◆ The request ◆
Exactly reproduce the lines that follow.

◆ Source records ◆
_ _ _ _ _
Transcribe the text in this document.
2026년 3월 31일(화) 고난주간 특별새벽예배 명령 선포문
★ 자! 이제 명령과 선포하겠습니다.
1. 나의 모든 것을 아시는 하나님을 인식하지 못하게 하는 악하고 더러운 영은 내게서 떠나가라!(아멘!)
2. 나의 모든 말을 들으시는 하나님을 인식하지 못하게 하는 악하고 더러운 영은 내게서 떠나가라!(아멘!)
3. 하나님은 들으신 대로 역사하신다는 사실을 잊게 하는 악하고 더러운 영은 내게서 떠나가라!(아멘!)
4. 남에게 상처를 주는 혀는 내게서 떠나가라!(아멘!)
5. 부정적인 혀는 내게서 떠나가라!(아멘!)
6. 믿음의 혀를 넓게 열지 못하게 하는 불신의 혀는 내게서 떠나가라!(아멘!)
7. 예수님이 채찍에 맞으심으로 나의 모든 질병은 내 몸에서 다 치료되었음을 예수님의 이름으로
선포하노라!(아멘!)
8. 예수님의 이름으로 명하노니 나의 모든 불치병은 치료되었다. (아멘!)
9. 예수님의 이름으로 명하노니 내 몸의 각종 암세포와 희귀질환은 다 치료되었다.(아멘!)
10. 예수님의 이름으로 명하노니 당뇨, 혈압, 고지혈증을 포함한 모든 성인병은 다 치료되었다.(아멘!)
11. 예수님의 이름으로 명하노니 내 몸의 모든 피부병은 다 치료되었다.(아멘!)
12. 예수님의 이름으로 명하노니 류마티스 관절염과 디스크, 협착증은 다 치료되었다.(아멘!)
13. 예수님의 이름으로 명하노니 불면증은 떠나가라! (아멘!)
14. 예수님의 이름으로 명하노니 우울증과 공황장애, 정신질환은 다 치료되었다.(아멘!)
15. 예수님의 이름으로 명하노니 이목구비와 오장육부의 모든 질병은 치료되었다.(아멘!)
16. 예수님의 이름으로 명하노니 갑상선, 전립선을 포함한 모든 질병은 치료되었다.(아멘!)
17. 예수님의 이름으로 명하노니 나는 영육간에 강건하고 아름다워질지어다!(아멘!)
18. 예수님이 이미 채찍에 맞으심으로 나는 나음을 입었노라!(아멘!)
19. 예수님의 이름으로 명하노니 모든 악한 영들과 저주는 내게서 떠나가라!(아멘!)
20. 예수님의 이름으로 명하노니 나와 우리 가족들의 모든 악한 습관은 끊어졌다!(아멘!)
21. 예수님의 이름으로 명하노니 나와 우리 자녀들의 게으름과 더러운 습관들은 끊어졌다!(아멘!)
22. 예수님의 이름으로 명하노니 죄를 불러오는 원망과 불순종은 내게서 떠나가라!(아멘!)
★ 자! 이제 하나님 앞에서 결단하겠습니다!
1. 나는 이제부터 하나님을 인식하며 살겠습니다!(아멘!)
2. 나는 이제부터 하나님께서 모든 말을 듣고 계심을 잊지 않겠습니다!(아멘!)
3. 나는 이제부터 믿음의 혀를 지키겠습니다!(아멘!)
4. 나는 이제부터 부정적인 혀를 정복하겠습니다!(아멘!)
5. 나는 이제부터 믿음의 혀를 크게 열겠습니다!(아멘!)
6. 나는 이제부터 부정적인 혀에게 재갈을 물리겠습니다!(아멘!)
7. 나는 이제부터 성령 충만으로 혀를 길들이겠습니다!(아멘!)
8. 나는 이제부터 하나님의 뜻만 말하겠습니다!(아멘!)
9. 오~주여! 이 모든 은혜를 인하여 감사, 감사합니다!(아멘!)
_ _ _ _ _
◆ Written answer ◆
Transcribe the text in this document.
2026년 3월 31일(화) 고난주간 특별새벽예배 명령 선포문
★ 자! 이제 명령과 선포하겠습니다.
1. 나의 모든 것을 아시는 하나님을 인식하지 못하게 하는 악하고 더러운 영은 내게서 떠나가라!(아멘!)
2. 나의 모든 말을 들으시는 하나님을 인식하지 못하게 하는 악하고 더러운 영은 내게서 떠나가라!(아멘!)
3. 하나님은 들으신 대로 역사하신다는 사실을 잊게 하는 악하고 더러운 영은 내게서 떠나가라!(아멘!)
4. 남에게 상처를 주는 혀는 내게서 떠나가라!(아멘!)
5. 부정적인 혀는 내게서 떠나가라!(아멘!)
6. 믿음의 혀를 넓게 열지 못하게 하는 불신의 혀는 내게서 떠나가라!(아멘!)
7. 예수님이 채찍에 맞으심으로 나의 모든 질병은 내 몸에서 다 치료되었음을 예수님의 이름으로
선포하노라!(아멘!)
8. 예수님의 이름으로 명하노니 나의 모든 불치병은 치료되었다. (아멘!)
9. 예수님의 이름으로 명하노니 내 몸의 각종 암세포와 희귀질환은 다 치료되었다.(아멘!)
10. 예수님의 이름으로 명하노니 당뇨, 혈압, 고지혈증을 포함한 모든 성인병은 다 치료되었다.(아멘!)
11. 예수님의 이름으로 명하노니 내 몸의 모든 피부병은 다 치료되었다.(아멘!)
12. 예수님의 이름으로 명하노니 류마티스 관절염과 디스크, 협착증은 다 치료되었다.(아멘!)
13. 예수님의 이름으로 명하노니 불면증은 떠나가라! (아멘!)
14. 예수님의 이름으로 명하노니 우울증과 공황장애, 정신질환은 다 치료되었다.(아멘!)
15. 예수님의 이름으로 명하노니 이목구비와 오장육부의 모든 질병은 치료되었다.(아멘!)
16. 예수님의 이름으로 명하노니 갑상선, 전립선을 포함한 모든 질병은 치료되었다.(아멘!)
17. 예수님의 이름으로 명하노니 나는 영육간에 강건하고 아름다워질지어다!(아멘!)
18. 예수님이 이미 채찍에 맞으심으로 나는 나음을 입었노라!(아멘!)
19. 예수님의 이름으로 명하노니 모든 악한 영들과 저주는 내게서 떠나가라!(아멘!)
20. 예수님의 이름으로 명하노니 나와 우리 가족들의 모든 악한 습관은 끊어졌다!(아멘!)
21. 예수님의 이름으로 명하노니 나와 우리 자녀들의 게으름과 더러운 습관들은 끊어졌다!(아멘!)
22. 예수님의 이름으로 명하노니 죄를 불러오는 원망과 불순종은 내게서 떠나가라!(아멘!)
★ 자! 이제 하나님 앞에서 결단하겠습니다!
1. 나는 이제부터 하나님을 인식하며 살겠습니다!(아멘!)
2. 나는 이제부터 하나님께서 모든 말을 듣고 계심을 잊지 않겠습니다!(아멘!)
3. 나는 이제부터 믿음의 혀를 지키겠습니다!(아멘!)
4. 나는 이제부터 부정적인 혀를 정복하겠습니다!(아멘!)
5. 나는 이제부터 믿음의 혀를 크게 열겠습니다!(아멘!)
6. 나는 이제부터 부정적인 혀에게 재갈을 물리겠습니다!(아멘!)
7. 나는 이제부터 성령 충만으로 혀를 길들이겠습니다!(아멘!)
8. 나는 이제부터 하나님의 뜻만 말하겠습니다!(아멘!)
9. 오~주여! 이 모든 은혜를 인하여 감사, 감사합니다!(아멘!)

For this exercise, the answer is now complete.